Goal — Looking at the listing beneath, work out how many lines hold "ffffff" and report only that figure.

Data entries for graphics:
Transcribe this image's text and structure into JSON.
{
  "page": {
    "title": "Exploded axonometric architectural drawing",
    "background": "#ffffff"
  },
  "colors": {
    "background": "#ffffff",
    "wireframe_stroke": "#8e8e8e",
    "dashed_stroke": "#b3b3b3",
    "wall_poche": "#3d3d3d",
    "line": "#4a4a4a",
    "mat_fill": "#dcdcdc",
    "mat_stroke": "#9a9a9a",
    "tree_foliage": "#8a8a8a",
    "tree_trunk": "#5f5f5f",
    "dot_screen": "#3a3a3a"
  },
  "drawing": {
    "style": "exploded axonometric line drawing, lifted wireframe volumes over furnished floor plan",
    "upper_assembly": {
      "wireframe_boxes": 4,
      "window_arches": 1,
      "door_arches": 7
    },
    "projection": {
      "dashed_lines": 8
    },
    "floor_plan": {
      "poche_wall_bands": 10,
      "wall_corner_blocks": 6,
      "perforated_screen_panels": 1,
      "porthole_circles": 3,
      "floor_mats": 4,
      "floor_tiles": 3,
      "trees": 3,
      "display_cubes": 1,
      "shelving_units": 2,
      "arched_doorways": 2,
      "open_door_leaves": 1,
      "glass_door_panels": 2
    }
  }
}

Result for this exercise — 2